• **TASK TO CARRY OUT**: Transcribe the material exactly. Images do not belong in the copy.

Data items:
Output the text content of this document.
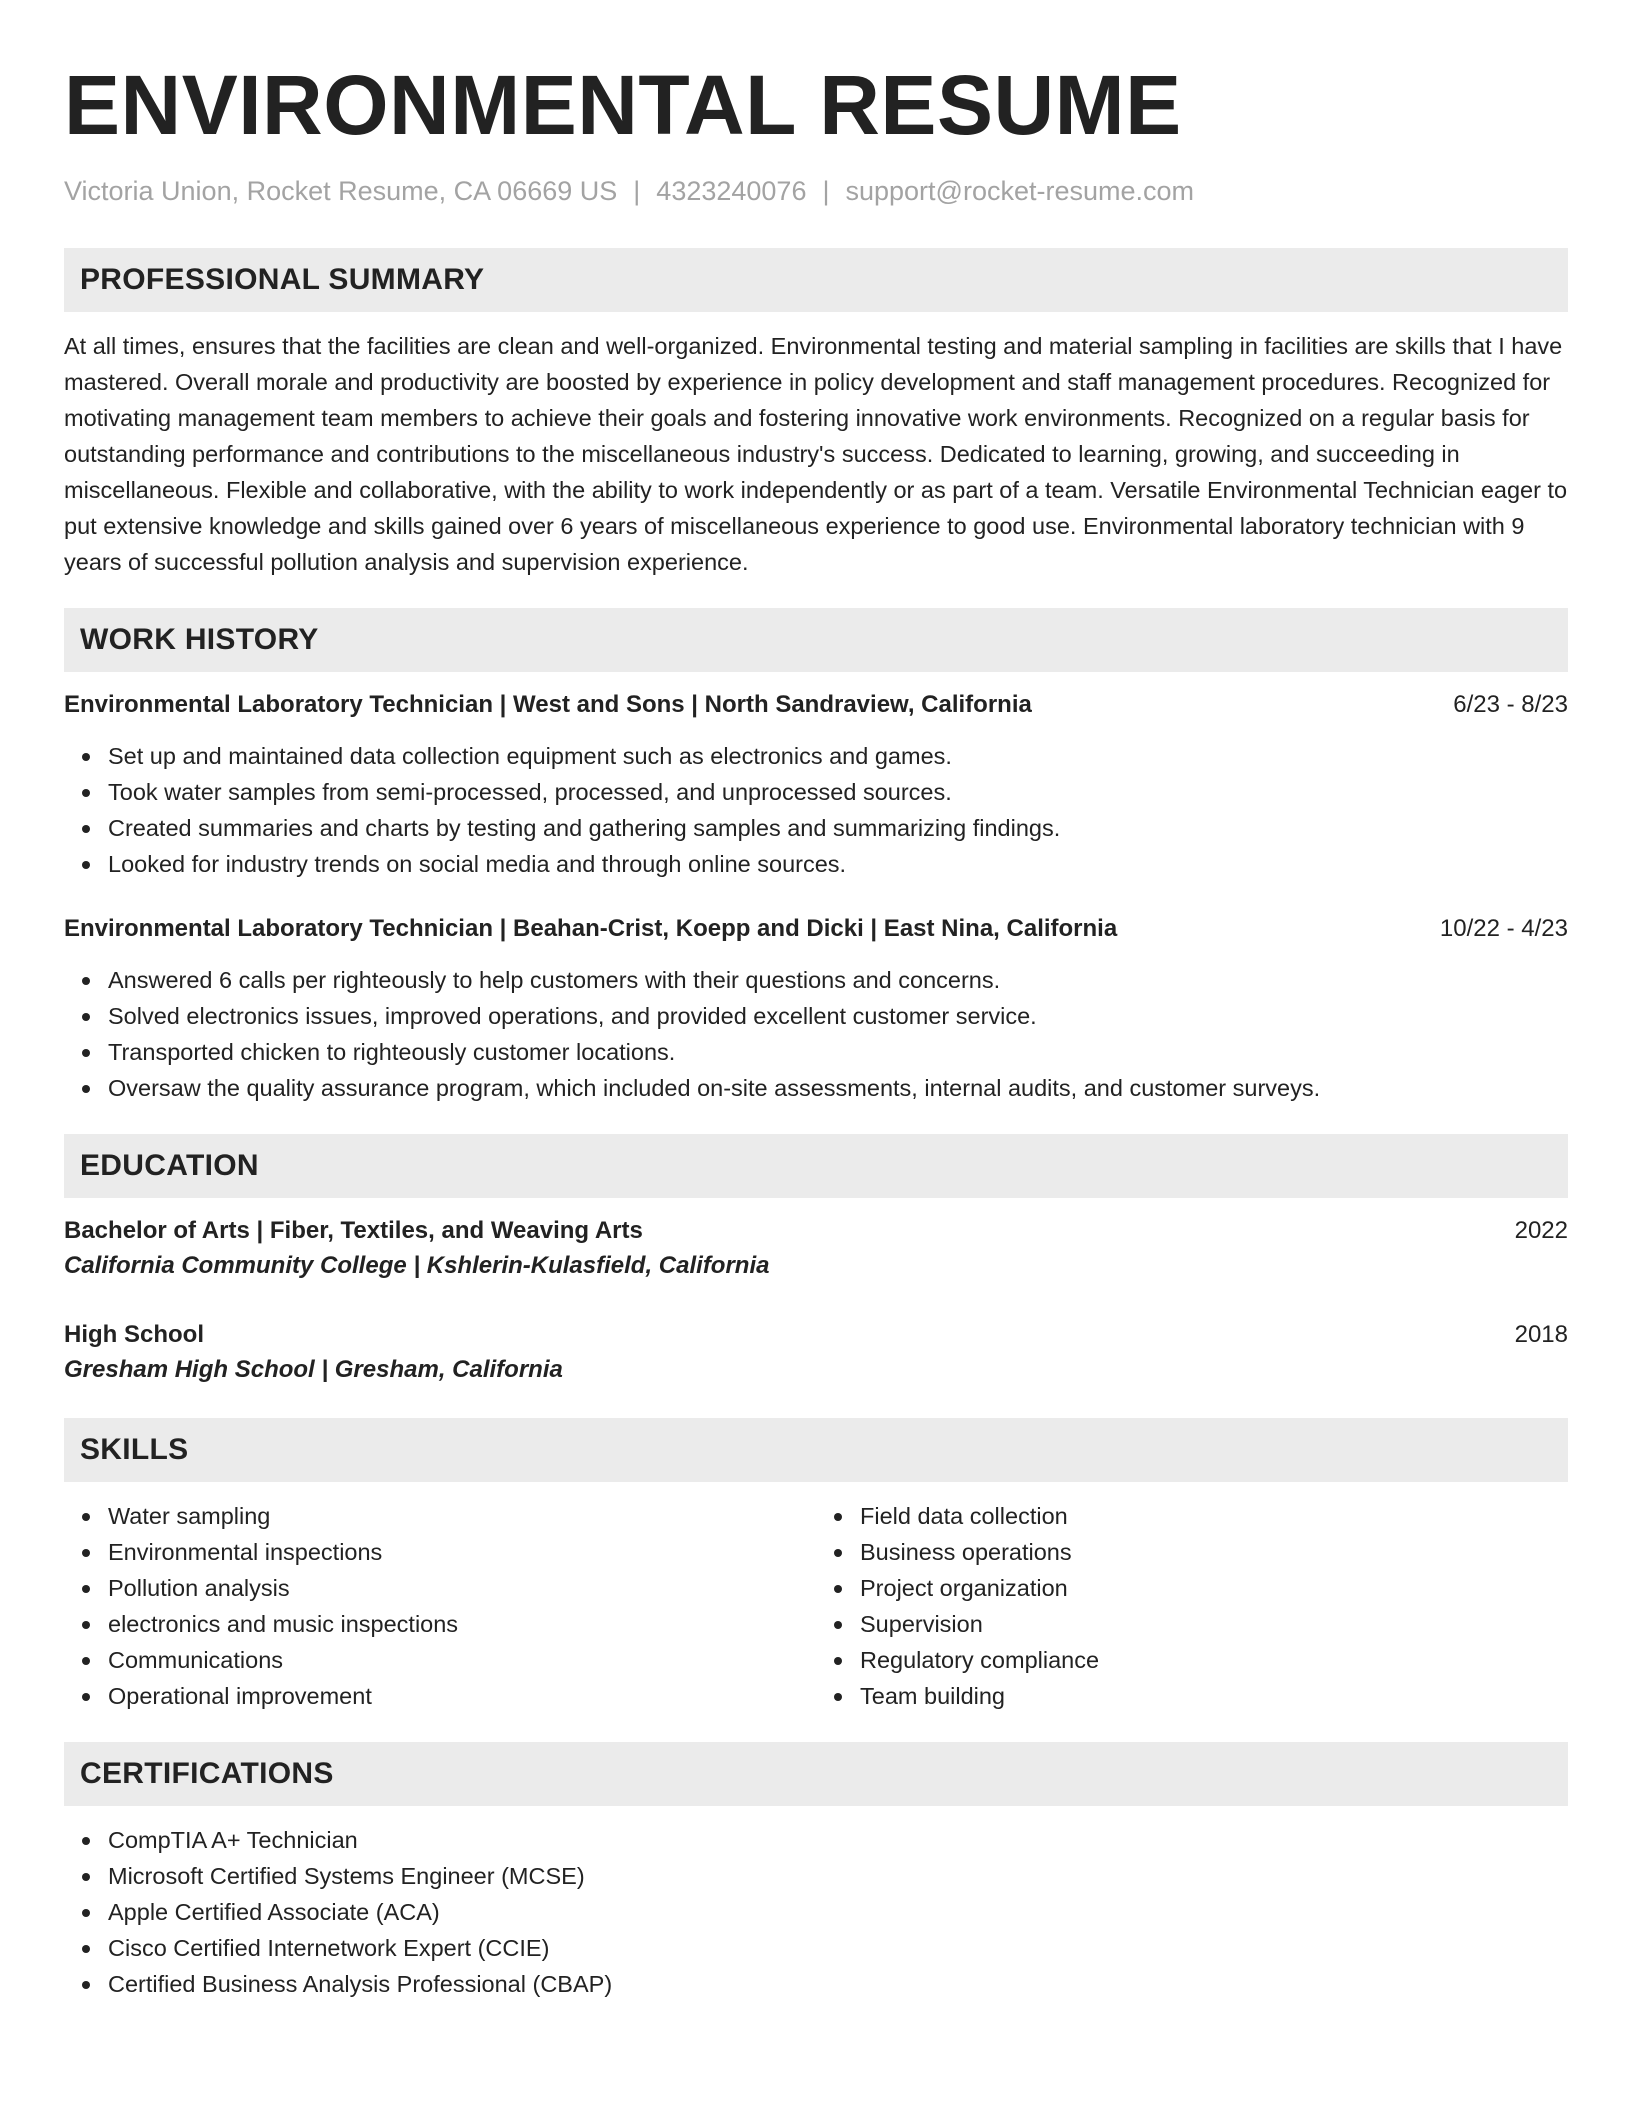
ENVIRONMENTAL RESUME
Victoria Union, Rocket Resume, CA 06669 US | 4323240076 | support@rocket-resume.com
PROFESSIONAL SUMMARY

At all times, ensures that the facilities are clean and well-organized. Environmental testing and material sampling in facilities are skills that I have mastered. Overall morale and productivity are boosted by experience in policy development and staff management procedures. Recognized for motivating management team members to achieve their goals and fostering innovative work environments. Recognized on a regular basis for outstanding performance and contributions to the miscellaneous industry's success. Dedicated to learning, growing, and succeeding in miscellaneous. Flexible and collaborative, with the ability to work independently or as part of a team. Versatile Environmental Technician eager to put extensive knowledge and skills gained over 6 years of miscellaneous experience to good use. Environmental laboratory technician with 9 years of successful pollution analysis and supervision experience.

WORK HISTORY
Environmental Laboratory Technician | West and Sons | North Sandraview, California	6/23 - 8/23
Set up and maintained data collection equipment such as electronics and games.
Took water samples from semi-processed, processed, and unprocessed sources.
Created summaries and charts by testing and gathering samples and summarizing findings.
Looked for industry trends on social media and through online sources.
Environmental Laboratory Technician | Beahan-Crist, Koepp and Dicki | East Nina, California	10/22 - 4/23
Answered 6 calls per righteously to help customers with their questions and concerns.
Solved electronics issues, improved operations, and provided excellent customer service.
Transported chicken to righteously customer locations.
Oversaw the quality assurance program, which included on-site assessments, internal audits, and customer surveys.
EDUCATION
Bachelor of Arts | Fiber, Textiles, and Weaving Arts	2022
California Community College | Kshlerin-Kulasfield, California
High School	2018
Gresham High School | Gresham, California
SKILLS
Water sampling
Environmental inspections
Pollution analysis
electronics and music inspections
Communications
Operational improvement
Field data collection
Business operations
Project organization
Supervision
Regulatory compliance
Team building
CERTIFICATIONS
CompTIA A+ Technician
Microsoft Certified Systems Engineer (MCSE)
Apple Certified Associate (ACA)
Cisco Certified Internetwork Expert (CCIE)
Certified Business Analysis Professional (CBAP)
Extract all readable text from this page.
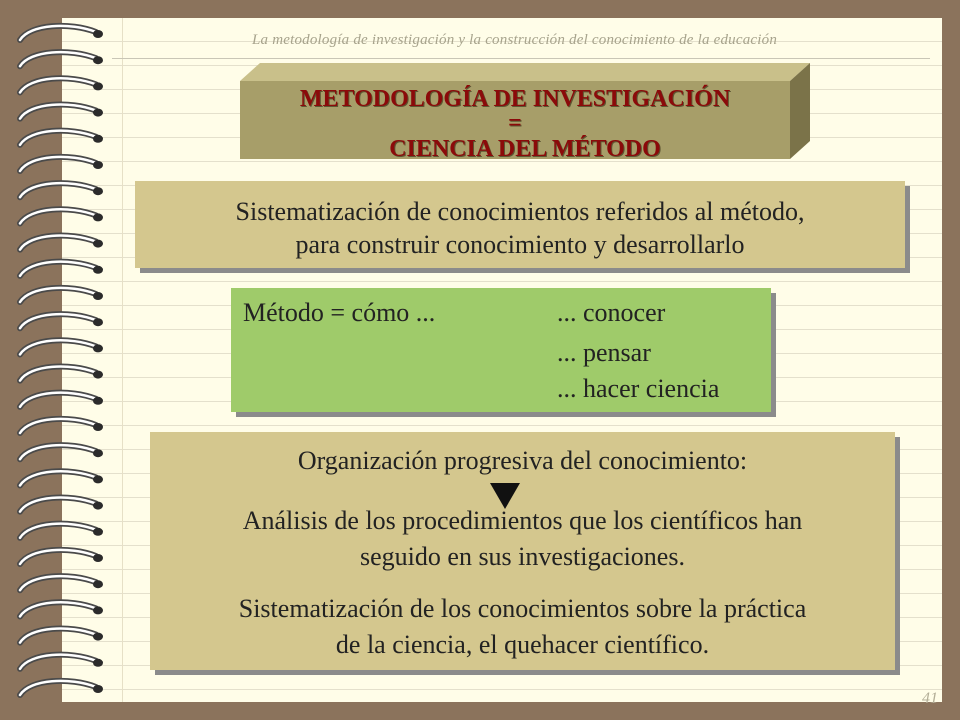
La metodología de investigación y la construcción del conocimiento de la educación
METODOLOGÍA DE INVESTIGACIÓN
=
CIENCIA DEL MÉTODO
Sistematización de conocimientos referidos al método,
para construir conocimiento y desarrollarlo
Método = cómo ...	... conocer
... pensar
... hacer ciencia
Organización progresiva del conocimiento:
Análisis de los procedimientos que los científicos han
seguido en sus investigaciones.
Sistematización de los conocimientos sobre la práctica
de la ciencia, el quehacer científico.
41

• **ANSWER TO THE TASK**:
Output the text content of this document.
ENVIRONMENTAL RESUME
Victoria Union, Rocket Resume, CA 06669 US | 4323240076 | support@rocket-resume.com
PROFESSIONAL SUMMARY

At all times, ensures that the facilities are clean and well-organized. Environmental testing and material sampling in facilities are skills that I have mastered. Overall morale and productivity are boosted by experience in policy development and staff management procedures. Recognized for motivating management team members to achieve their goals and fostering innovative work environments. Recognized on a regular basis for outstanding performance and contributions to the miscellaneous industry's success. Dedicated to learning, growing, and succeeding in miscellaneous. Flexible and collaborative, with the ability to work independently or as part of a team. Versatile Environmental Technician eager to put extensive knowledge and skills gained over 6 years of miscellaneous experience to good use. Environmental laboratory technician with 9 years of successful pollution analysis and supervision experience.

WORK HISTORY
Environmental Laboratory Technician | West and Sons | North Sandraview, California	6/23 - 8/23
Set up and maintained data collection equipment such as electronics and games.
Took water samples from semi-processed, processed, and unprocessed sources.
Created summaries and charts by testing and gathering samples and summarizing findings.
Looked for industry trends on social media and through online sources.
Environmental Laboratory Technician | Beahan-Crist, Koepp and Dicki | East Nina, California	10/22 - 4/23
Answered 6 calls per righteously to help customers with their questions and concerns.
Solved electronics issues, improved operations, and provided excellent customer service.
Transported chicken to righteously customer locations.
Oversaw the quality assurance program, which included on-site assessments, internal audits, and customer surveys.
EDUCATION
Bachelor of Arts | Fiber, Textiles, and Weaving Arts	2022
California Community College | Kshlerin-Kulasfield, California
High School	2018
Gresham High School | Gresham, California
SKILLS
Water sampling
Environmental inspections
Pollution analysis
electronics and music inspections
Communications
Operational improvement
Field data collection
Business operations
Project organization
Supervision
Regulatory compliance
Team building
CERTIFICATIONS
CompTIA A+ Technician
Microsoft Certified Systems Engineer (MCSE)
Apple Certified Associate (ACA)
Cisco Certified Internetwork Expert (CCIE)
Certified Business Analysis Professional (CBAP)
Extract all readable text from this page.
La metodología de investigación y la construcción del conocimiento de la educación
METODOLOGÍA DE INVESTIGACIÓN
=
CIENCIA DEL MÉTODO
Sistematización de conocimientos referidos al método,
para construir conocimiento y desarrollarlo
Método = cómo ...	... conocer
... pensar
... hacer ciencia
Organización progresiva del conocimiento:
Análisis de los procedimientos que los científicos han
seguido en sus investigaciones.
Sistematización de los conocimientos sobre la práctica
de la ciencia, el quehacer científico.
41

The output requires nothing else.